**EXERCISE TASK:**
Work out the number of lines containing "this". Answer with nothing but that number.

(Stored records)

━━━━

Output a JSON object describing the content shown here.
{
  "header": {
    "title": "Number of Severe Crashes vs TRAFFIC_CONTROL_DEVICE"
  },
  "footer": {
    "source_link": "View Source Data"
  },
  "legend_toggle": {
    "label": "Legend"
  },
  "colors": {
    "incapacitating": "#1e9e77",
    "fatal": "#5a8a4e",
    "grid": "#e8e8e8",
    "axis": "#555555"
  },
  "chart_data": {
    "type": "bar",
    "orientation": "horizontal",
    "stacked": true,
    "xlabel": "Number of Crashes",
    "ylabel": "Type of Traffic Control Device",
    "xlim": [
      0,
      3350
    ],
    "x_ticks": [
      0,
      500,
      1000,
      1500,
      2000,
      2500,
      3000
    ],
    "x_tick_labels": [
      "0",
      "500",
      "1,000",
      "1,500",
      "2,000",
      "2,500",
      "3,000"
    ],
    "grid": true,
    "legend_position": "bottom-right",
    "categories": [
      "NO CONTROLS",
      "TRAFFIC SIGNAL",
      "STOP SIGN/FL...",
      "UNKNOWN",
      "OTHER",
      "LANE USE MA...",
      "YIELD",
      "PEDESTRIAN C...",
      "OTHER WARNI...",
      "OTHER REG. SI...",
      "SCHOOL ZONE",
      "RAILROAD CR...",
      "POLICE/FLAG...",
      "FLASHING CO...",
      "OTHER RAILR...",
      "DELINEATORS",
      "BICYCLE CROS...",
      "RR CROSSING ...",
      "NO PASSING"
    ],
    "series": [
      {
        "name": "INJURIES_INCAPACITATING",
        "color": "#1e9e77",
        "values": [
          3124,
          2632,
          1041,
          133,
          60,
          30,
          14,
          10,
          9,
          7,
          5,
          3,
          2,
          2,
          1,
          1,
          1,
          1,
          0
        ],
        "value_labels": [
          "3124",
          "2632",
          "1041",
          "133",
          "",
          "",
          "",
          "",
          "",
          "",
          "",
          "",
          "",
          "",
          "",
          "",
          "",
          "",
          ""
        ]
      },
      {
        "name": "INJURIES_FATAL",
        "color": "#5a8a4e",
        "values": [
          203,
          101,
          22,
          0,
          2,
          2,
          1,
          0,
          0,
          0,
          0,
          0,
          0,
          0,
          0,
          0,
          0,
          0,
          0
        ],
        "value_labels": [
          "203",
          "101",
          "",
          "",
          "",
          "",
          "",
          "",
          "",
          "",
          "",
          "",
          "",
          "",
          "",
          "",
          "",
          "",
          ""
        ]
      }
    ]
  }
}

━━━━

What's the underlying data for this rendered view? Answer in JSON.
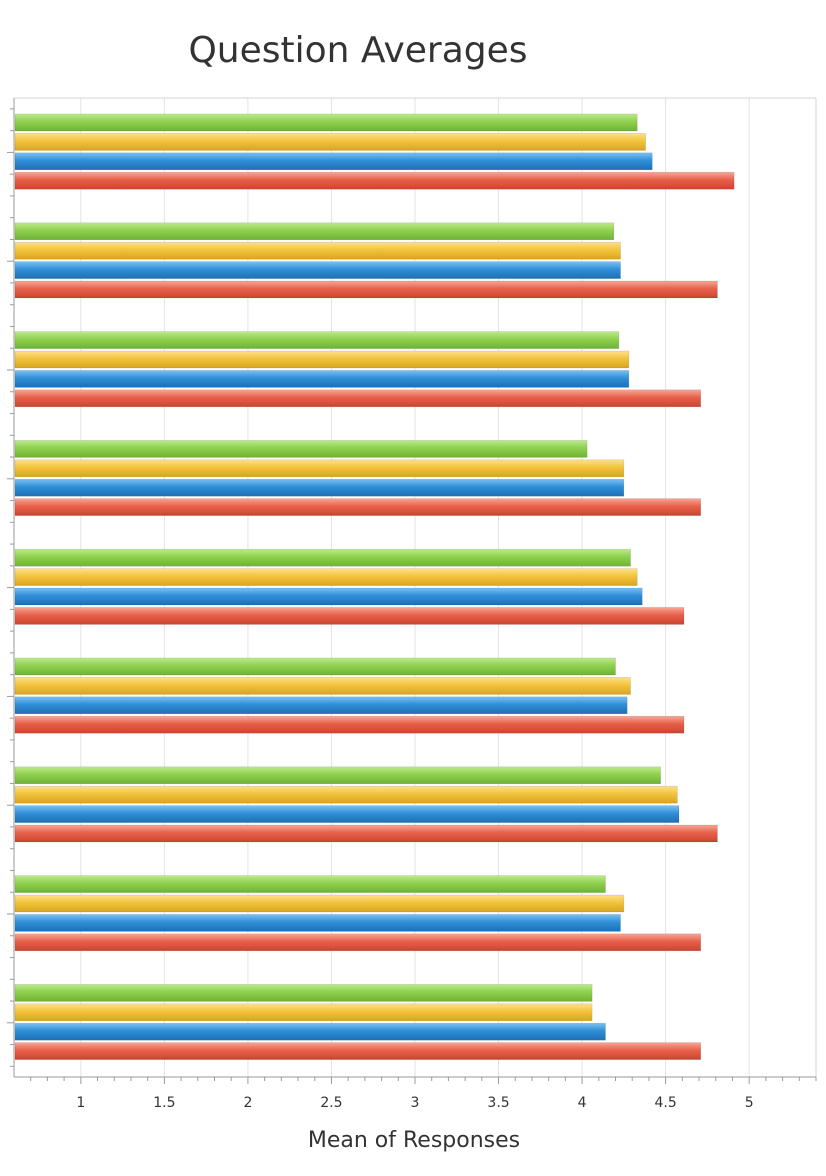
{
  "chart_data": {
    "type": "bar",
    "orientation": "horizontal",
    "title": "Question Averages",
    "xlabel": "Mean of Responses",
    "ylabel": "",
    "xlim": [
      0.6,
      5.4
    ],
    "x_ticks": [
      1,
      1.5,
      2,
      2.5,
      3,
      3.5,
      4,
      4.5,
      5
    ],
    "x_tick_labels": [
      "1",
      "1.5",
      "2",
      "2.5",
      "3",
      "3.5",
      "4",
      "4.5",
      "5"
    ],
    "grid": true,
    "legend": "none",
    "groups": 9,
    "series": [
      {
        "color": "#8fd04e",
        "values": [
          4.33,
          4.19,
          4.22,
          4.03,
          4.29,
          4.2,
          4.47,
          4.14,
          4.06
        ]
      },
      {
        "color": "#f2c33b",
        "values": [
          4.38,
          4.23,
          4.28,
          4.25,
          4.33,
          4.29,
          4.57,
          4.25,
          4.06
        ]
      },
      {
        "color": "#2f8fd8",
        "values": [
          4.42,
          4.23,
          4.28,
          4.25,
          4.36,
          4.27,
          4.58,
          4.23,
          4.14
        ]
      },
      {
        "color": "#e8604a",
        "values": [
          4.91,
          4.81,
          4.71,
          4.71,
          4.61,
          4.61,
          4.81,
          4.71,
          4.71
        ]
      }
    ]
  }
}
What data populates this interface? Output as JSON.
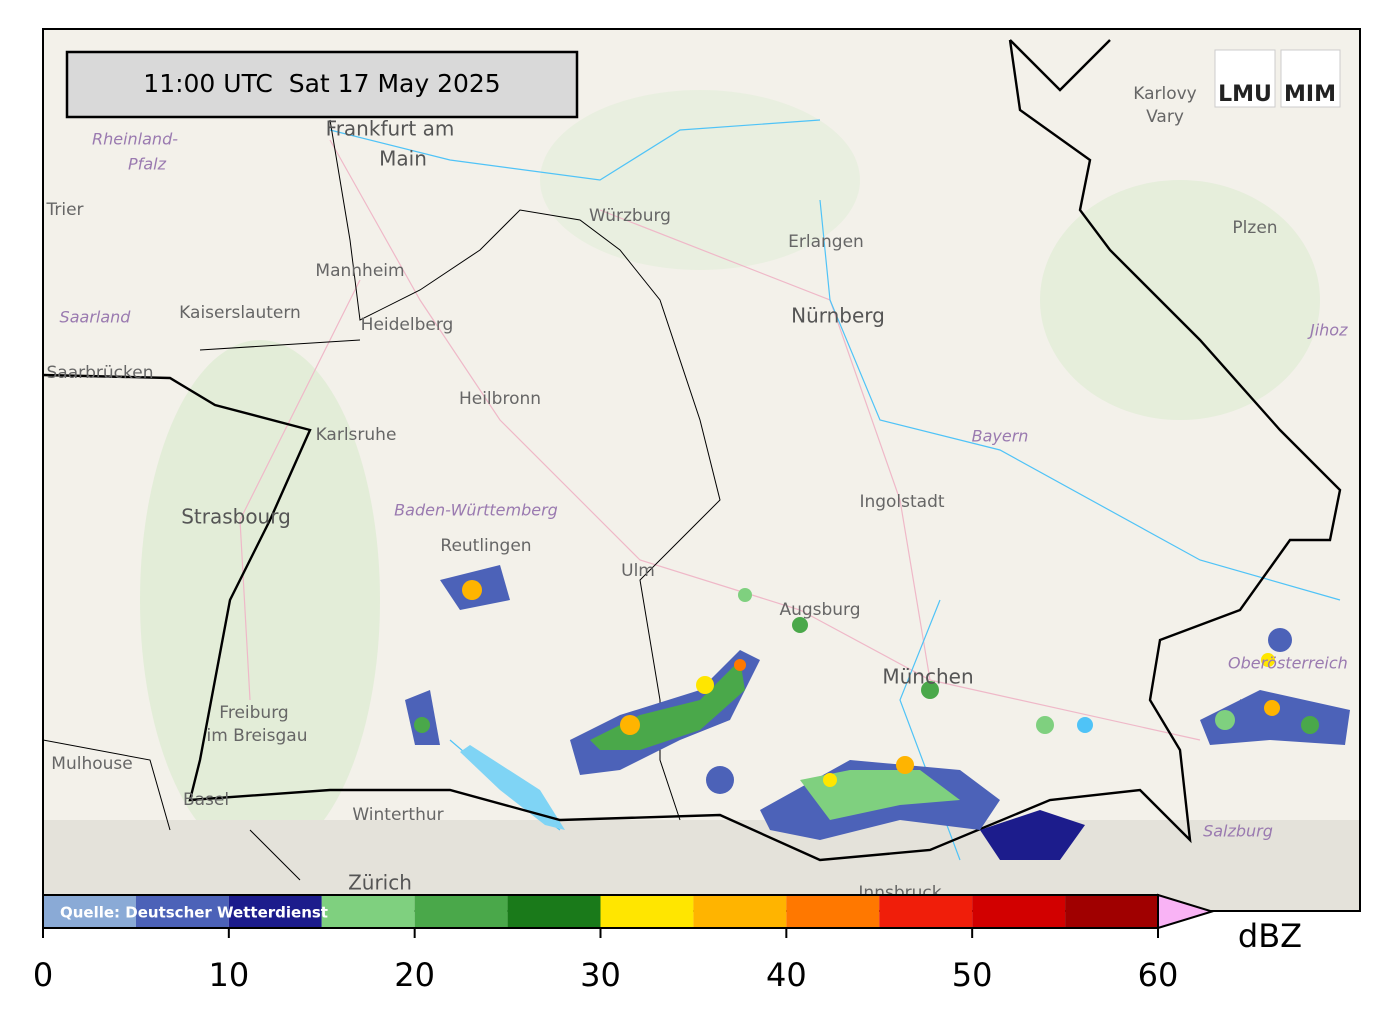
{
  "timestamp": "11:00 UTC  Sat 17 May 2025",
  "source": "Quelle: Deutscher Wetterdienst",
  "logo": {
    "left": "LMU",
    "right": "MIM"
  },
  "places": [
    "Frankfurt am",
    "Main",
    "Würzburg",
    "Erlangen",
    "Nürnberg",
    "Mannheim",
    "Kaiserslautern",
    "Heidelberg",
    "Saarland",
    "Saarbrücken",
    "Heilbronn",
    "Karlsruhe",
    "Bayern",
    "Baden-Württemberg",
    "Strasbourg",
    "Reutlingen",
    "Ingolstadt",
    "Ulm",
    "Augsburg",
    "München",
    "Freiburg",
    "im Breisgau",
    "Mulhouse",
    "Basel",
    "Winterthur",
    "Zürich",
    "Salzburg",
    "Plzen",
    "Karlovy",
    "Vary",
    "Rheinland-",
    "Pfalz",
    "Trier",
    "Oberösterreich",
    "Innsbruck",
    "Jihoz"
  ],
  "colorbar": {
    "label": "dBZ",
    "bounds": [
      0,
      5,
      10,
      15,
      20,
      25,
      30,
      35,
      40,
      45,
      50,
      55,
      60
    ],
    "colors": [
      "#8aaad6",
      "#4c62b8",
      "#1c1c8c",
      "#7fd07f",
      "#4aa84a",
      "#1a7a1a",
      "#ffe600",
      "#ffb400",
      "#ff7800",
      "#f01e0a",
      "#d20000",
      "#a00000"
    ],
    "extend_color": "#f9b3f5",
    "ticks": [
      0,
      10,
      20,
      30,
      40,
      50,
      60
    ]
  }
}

━━━━

**THE RESPONSE:**
2